● **THE PROBLEM**
Copy out every line of the data exactly.

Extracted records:
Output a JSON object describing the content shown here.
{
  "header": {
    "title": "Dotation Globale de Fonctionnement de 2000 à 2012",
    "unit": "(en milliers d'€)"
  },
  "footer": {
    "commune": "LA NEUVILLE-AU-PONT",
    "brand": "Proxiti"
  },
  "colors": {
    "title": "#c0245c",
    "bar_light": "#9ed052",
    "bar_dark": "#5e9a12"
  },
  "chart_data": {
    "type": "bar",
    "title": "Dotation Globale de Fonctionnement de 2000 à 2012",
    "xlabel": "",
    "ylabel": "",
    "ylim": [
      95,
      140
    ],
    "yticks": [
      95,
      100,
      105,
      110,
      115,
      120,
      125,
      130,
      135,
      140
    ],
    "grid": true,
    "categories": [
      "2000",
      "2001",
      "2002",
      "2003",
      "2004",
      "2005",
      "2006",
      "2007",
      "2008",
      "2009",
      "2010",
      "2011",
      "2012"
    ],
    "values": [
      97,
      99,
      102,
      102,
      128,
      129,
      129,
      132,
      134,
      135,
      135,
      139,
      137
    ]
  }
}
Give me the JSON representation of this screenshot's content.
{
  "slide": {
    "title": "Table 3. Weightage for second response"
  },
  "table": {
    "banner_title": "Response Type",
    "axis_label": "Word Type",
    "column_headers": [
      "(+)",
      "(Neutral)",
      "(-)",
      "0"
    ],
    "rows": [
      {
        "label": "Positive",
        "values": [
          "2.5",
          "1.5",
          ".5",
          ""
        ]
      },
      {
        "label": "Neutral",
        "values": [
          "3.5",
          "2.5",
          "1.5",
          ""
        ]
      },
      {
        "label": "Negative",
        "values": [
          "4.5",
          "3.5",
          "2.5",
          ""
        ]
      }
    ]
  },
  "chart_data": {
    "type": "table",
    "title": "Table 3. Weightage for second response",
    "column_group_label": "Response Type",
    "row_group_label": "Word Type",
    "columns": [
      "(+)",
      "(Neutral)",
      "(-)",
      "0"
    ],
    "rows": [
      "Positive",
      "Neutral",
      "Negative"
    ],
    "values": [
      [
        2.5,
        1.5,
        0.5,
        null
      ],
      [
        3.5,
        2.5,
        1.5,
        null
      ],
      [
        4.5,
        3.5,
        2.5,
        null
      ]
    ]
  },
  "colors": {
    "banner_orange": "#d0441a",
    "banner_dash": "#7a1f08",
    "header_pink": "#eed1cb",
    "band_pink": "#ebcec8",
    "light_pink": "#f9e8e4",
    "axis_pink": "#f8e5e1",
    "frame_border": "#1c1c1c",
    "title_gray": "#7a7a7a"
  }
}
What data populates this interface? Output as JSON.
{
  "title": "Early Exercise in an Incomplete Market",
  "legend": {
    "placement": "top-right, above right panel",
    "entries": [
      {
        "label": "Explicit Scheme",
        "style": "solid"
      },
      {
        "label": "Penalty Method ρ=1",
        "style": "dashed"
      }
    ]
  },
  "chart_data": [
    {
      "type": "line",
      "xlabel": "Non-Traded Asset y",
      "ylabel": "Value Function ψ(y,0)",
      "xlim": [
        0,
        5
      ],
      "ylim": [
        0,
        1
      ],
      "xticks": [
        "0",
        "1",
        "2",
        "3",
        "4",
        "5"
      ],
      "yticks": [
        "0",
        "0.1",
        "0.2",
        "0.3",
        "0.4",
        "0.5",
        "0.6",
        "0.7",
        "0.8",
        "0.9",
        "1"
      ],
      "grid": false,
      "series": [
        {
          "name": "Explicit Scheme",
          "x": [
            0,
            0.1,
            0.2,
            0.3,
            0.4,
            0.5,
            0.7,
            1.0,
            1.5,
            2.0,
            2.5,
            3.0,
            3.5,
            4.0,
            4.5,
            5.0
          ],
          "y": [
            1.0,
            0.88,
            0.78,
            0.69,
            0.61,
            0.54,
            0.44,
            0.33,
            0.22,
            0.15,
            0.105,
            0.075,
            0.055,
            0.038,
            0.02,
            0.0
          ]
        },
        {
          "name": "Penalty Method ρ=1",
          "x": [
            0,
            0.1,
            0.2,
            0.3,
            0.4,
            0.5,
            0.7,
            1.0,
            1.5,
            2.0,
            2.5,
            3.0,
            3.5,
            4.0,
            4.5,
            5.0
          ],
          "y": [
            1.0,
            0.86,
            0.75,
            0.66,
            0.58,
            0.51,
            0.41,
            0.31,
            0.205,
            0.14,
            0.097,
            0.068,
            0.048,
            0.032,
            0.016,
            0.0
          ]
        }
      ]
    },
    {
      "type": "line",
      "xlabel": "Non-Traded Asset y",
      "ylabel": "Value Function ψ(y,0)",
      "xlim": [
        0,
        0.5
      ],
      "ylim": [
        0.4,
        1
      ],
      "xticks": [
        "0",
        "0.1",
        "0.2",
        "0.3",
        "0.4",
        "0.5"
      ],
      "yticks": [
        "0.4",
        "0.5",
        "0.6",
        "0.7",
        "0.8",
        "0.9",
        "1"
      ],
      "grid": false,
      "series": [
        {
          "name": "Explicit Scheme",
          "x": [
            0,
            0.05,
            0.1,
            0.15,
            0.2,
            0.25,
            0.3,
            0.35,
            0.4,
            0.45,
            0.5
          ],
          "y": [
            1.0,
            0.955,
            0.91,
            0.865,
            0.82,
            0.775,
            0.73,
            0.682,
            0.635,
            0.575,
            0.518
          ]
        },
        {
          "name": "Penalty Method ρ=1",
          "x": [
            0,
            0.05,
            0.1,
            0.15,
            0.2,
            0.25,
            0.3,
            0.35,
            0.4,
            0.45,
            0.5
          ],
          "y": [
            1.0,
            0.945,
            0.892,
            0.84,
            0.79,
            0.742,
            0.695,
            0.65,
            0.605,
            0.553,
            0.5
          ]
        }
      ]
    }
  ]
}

● **TASK SOLUTION**
Output a JSON object describing the content shown here.
{
  "header": {
    "title": "Dotation Globale de Fonctionnement de 2000 à 2012",
    "unit": "(en milliers d'€)"
  },
  "footer": {
    "commune": "LA NEUVILLE-AU-PONT",
    "brand": "Proxiti"
  },
  "colors": {
    "title": "#c0245c",
    "bar_light": "#9ed052",
    "bar_dark": "#5e9a12"
  },
  "chart_data": {
    "type": "bar",
    "title": "Dotation Globale de Fonctionnement de 2000 à 2012",
    "xlabel": "",
    "ylabel": "",
    "ylim": [
      95,
      140
    ],
    "yticks": [
      95,
      100,
      105,
      110,
      115,
      120,
      125,
      130,
      135,
      140
    ],
    "grid": true,
    "categories": [
      "2000",
      "2001",
      "2002",
      "2003",
      "2004",
      "2005",
      "2006",
      "2007",
      "2008",
      "2009",
      "2010",
      "2011",
      "2012"
    ],
    "values": [
      97,
      99,
      102,
      102,
      128,
      129,
      129,
      132,
      134,
      135,
      135,
      139,
      137
    ]
  }
}
Give me the JSON representation of this screenshot's content.
{
  "slide": {
    "title": "Table 3. Weightage for second response"
  },
  "table": {
    "banner_title": "Response Type",
    "axis_label": "Word Type",
    "column_headers": [
      "(+)",
      "(Neutral)",
      "(-)",
      "0"
    ],
    "rows": [
      {
        "label": "Positive",
        "values": [
          "2.5",
          "1.5",
          ".5",
          ""
        ]
      },
      {
        "label": "Neutral",
        "values": [
          "3.5",
          "2.5",
          "1.5",
          ""
        ]
      },
      {
        "label": "Negative",
        "values": [
          "4.5",
          "3.5",
          "2.5",
          ""
        ]
      }
    ]
  },
  "chart_data": {
    "type": "table",
    "title": "Table 3. Weightage for second response",
    "column_group_label": "Response Type",
    "row_group_label": "Word Type",
    "columns": [
      "(+)",
      "(Neutral)",
      "(-)",
      "0"
    ],
    "rows": [
      "Positive",
      "Neutral",
      "Negative"
    ],
    "values": [
      [
        2.5,
        1.5,
        0.5,
        null
      ],
      [
        3.5,
        2.5,
        1.5,
        null
      ],
      [
        4.5,
        3.5,
        2.5,
        null
      ]
    ]
  },
  "colors": {
    "banner_orange": "#d0441a",
    "banner_dash": "#7a1f08",
    "header_pink": "#eed1cb",
    "band_pink": "#ebcec8",
    "light_pink": "#f9e8e4",
    "axis_pink": "#f8e5e1",
    "frame_border": "#1c1c1c",
    "title_gray": "#7a7a7a"
  }
}
What data populates this interface? Output as JSON.
{
  "title": "Early Exercise in an Incomplete Market",
  "legend": {
    "placement": "top-right, above right panel",
    "entries": [
      {
        "label": "Explicit Scheme",
        "style": "solid"
      },
      {
        "label": "Penalty Method ρ=1",
        "style": "dashed"
      }
    ]
  },
  "chart_data": [
    {
      "type": "line",
      "xlabel": "Non-Traded Asset y",
      "ylabel": "Value Function ψ(y,0)",
      "xlim": [
        0,
        5
      ],
      "ylim": [
        0,
        1
      ],
      "xticks": [
        "0",
        "1",
        "2",
        "3",
        "4",
        "5"
      ],
      "yticks": [
        "0",
        "0.1",
        "0.2",
        "0.3",
        "0.4",
        "0.5",
        "0.6",
        "0.7",
        "0.8",
        "0.9",
        "1"
      ],
      "grid": false,
      "series": [
        {
          "name": "Explicit Scheme",
          "x": [
            0,
            0.1,
            0.2,
            0.3,
            0.4,
            0.5,
            0.7,
            1.0,
            1.5,
            2.0,
            2.5,
            3.0,
            3.5,
            4.0,
            4.5,
            5.0
          ],
          "y": [
            1.0,
            0.88,
            0.78,
            0.69,
            0.61,
            0.54,
            0.44,
            0.33,
            0.22,
            0.15,
            0.105,
            0.075,
            0.055,
            0.038,
            0.02,
            0.0
          ]
        },
        {
          "name": "Penalty Method ρ=1",
          "x": [
            0,
            0.1,
            0.2,
            0.3,
            0.4,
            0.5,
            0.7,
            1.0,
            1.5,
            2.0,
            2.5,
            3.0,
            3.5,
            4.0,
            4.5,
            5.0
          ],
          "y": [
            1.0,
            0.86,
            0.75,
            0.66,
            0.58,
            0.51,
            0.41,
            0.31,
            0.205,
            0.14,
            0.097,
            0.068,
            0.048,
            0.032,
            0.016,
            0.0
          ]
        }
      ]
    },
    {
      "type": "line",
      "xlabel": "Non-Traded Asset y",
      "ylabel": "Value Function ψ(y,0)",
      "xlim": [
        0,
        0.5
      ],
      "ylim": [
        0.4,
        1
      ],
      "xticks": [
        "0",
        "0.1",
        "0.2",
        "0.3",
        "0.4",
        "0.5"
      ],
      "yticks": [
        "0.4",
        "0.5",
        "0.6",
        "0.7",
        "0.8",
        "0.9",
        "1"
      ],
      "grid": false,
      "series": [
        {
          "name": "Explicit Scheme",
          "x": [
            0,
            0.05,
            0.1,
            0.15,
            0.2,
            0.25,
            0.3,
            0.35,
            0.4,
            0.45,
            0.5
          ],
          "y": [
            1.0,
            0.955,
            0.91,
            0.865,
            0.82,
            0.775,
            0.73,
            0.682,
            0.635,
            0.575,
            0.518
          ]
        },
        {
          "name": "Penalty Method ρ=1",
          "x": [
            0,
            0.05,
            0.1,
            0.15,
            0.2,
            0.25,
            0.3,
            0.35,
            0.4,
            0.45,
            0.5
          ],
          "y": [
            1.0,
            0.945,
            0.892,
            0.84,
            0.79,
            0.742,
            0.695,
            0.65,
            0.605,
            0.553,
            0.5
          ]
        }
      ]
    }
  ]
}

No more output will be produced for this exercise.